Saved entries:
********

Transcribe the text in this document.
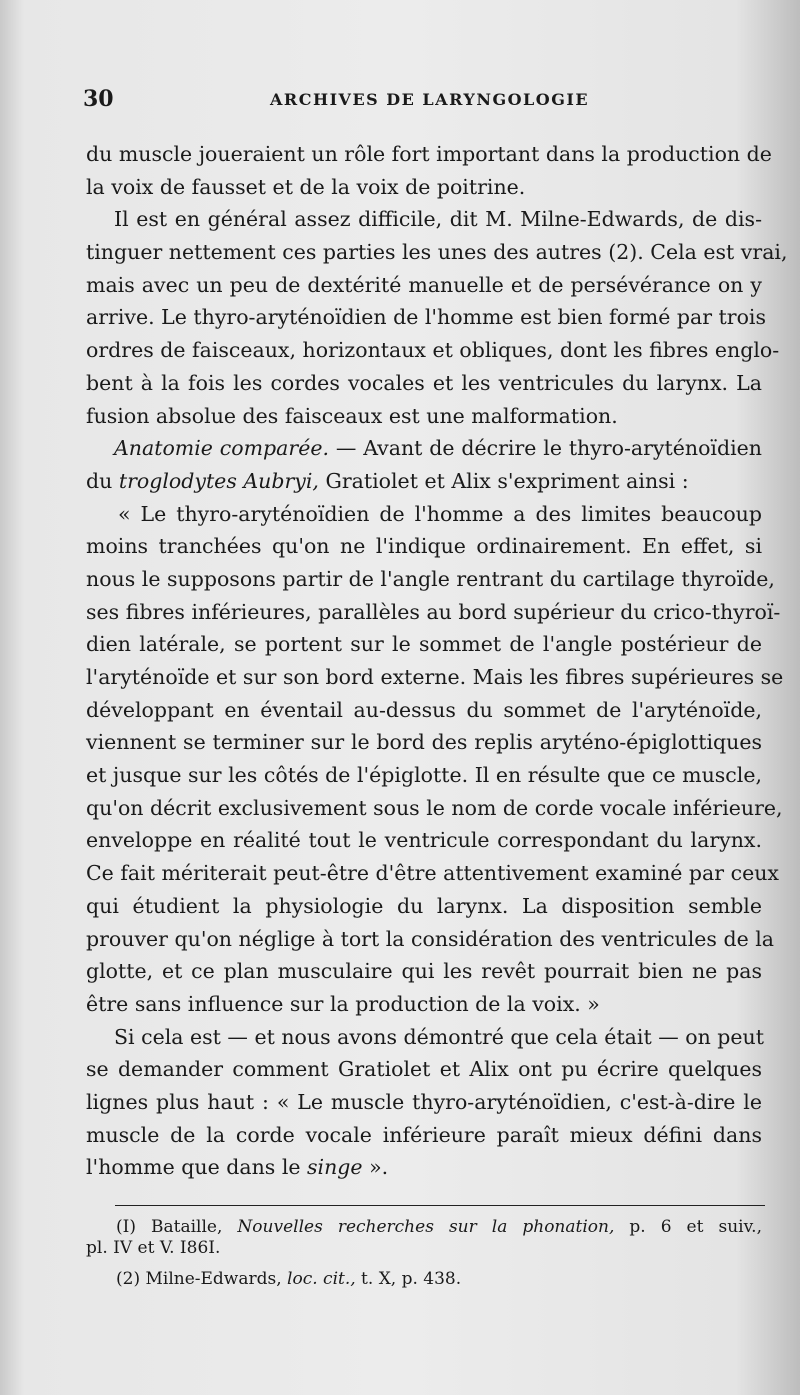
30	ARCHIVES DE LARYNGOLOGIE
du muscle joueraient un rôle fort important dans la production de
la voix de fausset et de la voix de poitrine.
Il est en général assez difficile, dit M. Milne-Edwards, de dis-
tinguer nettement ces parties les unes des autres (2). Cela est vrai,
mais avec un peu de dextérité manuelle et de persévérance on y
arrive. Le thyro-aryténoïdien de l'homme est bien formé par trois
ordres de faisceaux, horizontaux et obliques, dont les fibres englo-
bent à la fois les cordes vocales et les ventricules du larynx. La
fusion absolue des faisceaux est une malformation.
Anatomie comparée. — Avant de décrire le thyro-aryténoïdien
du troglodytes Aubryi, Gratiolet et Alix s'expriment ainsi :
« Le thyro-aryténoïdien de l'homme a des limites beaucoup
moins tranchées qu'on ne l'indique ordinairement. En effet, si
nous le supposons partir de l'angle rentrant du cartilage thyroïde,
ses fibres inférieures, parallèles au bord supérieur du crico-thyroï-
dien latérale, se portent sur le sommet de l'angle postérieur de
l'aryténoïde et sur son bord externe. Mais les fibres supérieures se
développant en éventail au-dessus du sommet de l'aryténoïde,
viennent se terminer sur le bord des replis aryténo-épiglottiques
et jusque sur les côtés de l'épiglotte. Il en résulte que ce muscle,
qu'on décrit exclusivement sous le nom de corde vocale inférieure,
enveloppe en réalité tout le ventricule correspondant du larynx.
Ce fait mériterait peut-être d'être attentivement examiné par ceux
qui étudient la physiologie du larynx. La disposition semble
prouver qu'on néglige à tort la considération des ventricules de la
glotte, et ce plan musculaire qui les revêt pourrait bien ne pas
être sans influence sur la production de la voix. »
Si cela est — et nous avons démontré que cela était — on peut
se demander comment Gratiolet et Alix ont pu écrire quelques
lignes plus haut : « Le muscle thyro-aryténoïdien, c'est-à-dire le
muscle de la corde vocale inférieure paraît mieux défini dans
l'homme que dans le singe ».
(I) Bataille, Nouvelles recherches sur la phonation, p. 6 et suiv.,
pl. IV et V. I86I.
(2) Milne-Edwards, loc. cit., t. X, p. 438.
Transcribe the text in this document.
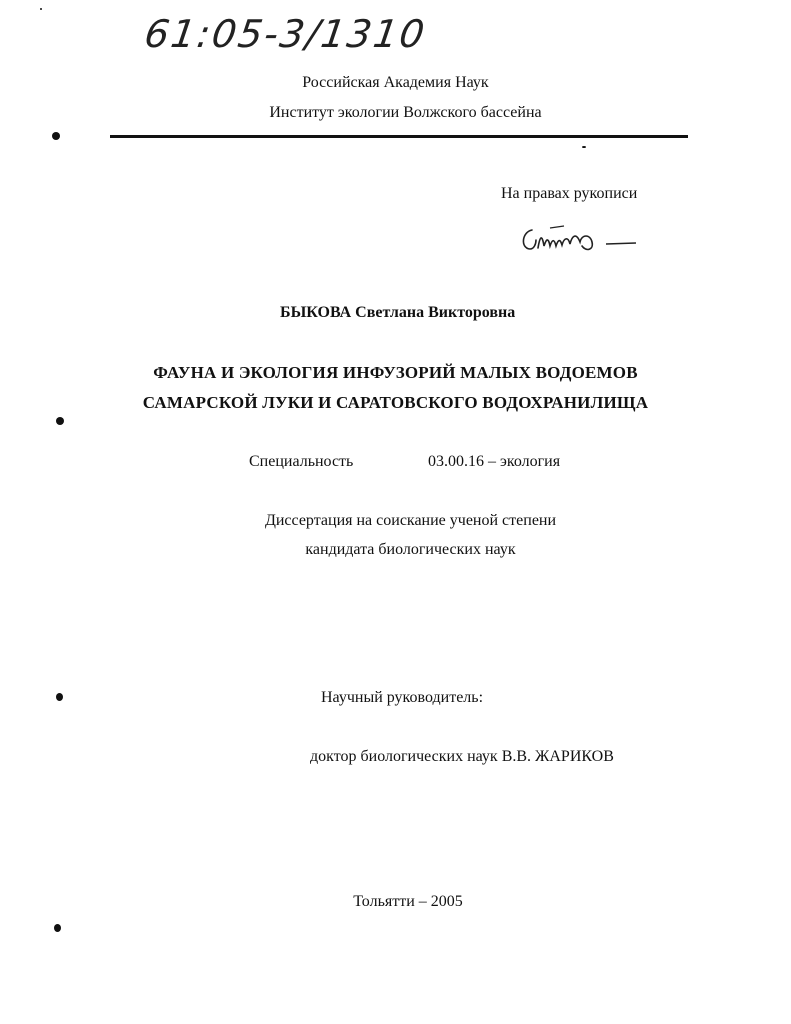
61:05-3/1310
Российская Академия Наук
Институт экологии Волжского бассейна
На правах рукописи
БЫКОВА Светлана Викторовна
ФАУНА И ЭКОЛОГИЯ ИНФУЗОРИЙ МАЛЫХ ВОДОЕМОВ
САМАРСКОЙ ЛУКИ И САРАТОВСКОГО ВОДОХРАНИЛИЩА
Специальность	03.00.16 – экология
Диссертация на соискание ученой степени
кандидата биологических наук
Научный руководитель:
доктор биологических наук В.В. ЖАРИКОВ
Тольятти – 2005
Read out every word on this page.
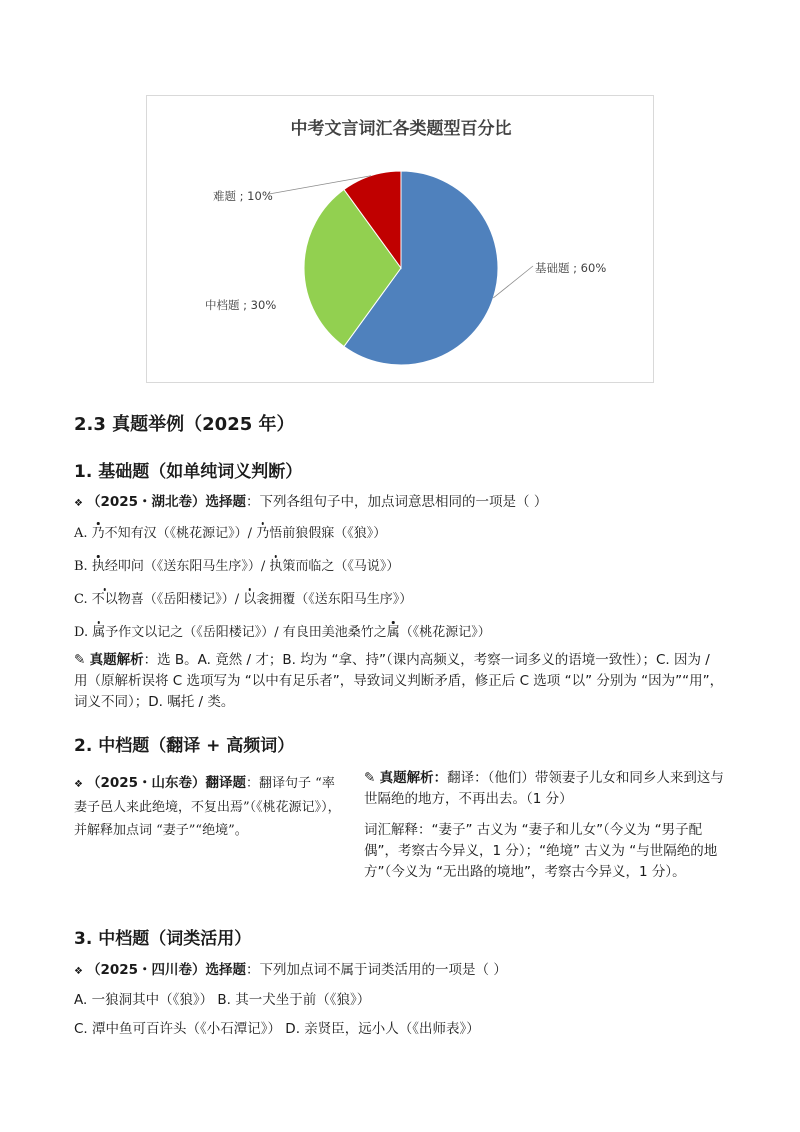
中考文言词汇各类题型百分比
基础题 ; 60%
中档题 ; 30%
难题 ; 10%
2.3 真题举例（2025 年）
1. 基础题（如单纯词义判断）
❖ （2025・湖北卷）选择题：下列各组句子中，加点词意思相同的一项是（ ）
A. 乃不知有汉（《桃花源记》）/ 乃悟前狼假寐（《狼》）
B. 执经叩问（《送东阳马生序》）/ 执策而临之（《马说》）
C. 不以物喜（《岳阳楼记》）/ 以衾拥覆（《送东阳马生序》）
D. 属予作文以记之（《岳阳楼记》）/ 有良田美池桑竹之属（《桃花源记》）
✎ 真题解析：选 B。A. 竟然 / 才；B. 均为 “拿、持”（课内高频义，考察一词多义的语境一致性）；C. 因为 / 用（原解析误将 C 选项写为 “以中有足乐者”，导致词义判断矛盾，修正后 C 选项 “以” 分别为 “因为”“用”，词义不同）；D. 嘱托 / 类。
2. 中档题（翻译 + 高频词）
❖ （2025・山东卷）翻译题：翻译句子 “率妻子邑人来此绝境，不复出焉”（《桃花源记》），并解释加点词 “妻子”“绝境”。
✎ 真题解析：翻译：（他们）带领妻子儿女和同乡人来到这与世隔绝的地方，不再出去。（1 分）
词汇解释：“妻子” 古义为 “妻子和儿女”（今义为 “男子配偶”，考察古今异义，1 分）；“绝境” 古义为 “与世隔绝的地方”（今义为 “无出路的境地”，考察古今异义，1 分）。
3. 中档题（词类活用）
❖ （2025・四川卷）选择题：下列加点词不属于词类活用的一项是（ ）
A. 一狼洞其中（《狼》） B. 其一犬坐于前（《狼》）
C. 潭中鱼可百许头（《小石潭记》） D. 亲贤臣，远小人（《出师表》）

********

Copy the records above exactly, omitting every picture.

Transcribe the text in this document.
30	ARCHIVES DE LARYNGOLOGIE
du muscle joueraient un rôle fort important dans la production de
la voix de fausset et de la voix de poitrine.
Il est en général assez difficile, dit M. Milne-Edwards, de dis-
tinguer nettement ces parties les unes des autres (2). Cela est vrai,
mais avec un peu de dextérité manuelle et de persévérance on y
arrive. Le thyro-aryténoïdien de l'homme est bien formé par trois
ordres de faisceaux, horizontaux et obliques, dont les fibres englo-
bent à la fois les cordes vocales et les ventricules du larynx. La
fusion absolue des faisceaux est une malformation.
Anatomie comparée. — Avant de décrire le thyro-aryténoïdien
du troglodytes Aubryi, Gratiolet et Alix s'expriment ainsi :
« Le thyro-aryténoïdien de l'homme a des limites beaucoup
moins tranchées qu'on ne l'indique ordinairement. En effet, si
nous le supposons partir de l'angle rentrant du cartilage thyroïde,
ses fibres inférieures, parallèles au bord supérieur du crico-thyroï-
dien latérale, se portent sur le sommet de l'angle postérieur de
l'aryténoïde et sur son bord externe. Mais les fibres supérieures se
développant en éventail au-dessus du sommet de l'aryténoïde,
viennent se terminer sur le bord des replis aryténo-épiglottiques
et jusque sur les côtés de l'épiglotte. Il en résulte que ce muscle,
qu'on décrit exclusivement sous le nom de corde vocale inférieure,
enveloppe en réalité tout le ventricule correspondant du larynx.
Ce fait mériterait peut-être d'être attentivement examiné par ceux
qui étudient la physiologie du larynx. La disposition semble
prouver qu'on néglige à tort la considération des ventricules de la
glotte, et ce plan musculaire qui les revêt pourrait bien ne pas
être sans influence sur la production de la voix. »
Si cela est — et nous avons démontré que cela était — on peut
se demander comment Gratiolet et Alix ont pu écrire quelques
lignes plus haut : « Le muscle thyro-aryténoïdien, c'est-à-dire le
muscle de la corde vocale inférieure paraît mieux défini dans
l'homme que dans le singe ».
(I) Bataille, Nouvelles recherches sur la phonation, p. 6 et suiv.,
pl. IV et V. I86I.
(2) Milne-Edwards, loc. cit., t. X, p. 438.
Transcribe the text in this document.
61:05-3/1310
Российская Академия Наук
Институт экологии Волжского бассейна
На правах рукописи
БЫКОВА Светлана Викторовна
ФАУНА И ЭКОЛОГИЯ ИНФУЗОРИЙ МАЛЫХ ВОДОЕМОВ
САМАРСКОЙ ЛУКИ И САРАТОВСКОГО ВОДОХРАНИЛИЩА
Специальность	03.00.16 – экология
Диссертация на соискание ученой степени
кандидата биологических наук
Научный руководитель:
доктор биологических наук В.В. ЖАРИКОВ
Тольятти – 2005
Read out every word on this page.
中考文言词汇各类题型百分比
基础题 ; 60%
中档题 ; 30%
难题 ; 10%
2.3 真题举例（2025 年）
1. 基础题（如单纯词义判断）
❖ （2025・湖北卷）选择题：下列各组句子中，加点词意思相同的一项是（ ）
A. 乃不知有汉（《桃花源记》）/ 乃悟前狼假寐（《狼》）
B. 执经叩问（《送东阳马生序》）/ 执策而临之（《马说》）
C. 不以物喜（《岳阳楼记》）/ 以衾拥覆（《送东阳马生序》）
D. 属予作文以记之（《岳阳楼记》）/ 有良田美池桑竹之属（《桃花源记》）
✎ 真题解析：选 B。A. 竟然 / 才；B. 均为 “拿、持”（课内高频义，考察一词多义的语境一致性）；C. 因为 / 用（原解析误将 C 选项写为 “以中有足乐者”，导致词义判断矛盾，修正后 C 选项 “以” 分别为 “因为”“用”，词义不同）；D. 嘱托 / 类。
2. 中档题（翻译 + 高频词）
❖ （2025・山东卷）翻译题：翻译句子 “率妻子邑人来此绝境，不复出焉”（《桃花源记》），并解释加点词 “妻子”“绝境”。
✎ 真题解析：翻译：（他们）带领妻子儿女和同乡人来到这与世隔绝的地方，不再出去。（1 分）
词汇解释：“妻子” 古义为 “妻子和儿女”（今义为 “男子配偶”，考察古今异义，1 分）；“绝境” 古义为 “与世隔绝的地方”（今义为 “无出路的境地”，考察古今异义，1 分）。
3. 中档题（词类活用）
❖ （2025・四川卷）选择题：下列加点词不属于词类活用的一项是（ ）
A. 一狼洞其中（《狼》） B. 其一犬坐于前（《狼》）
C. 潭中鱼可百许头（《小石潭记》） D. 亲贤臣，远小人（《出师表》）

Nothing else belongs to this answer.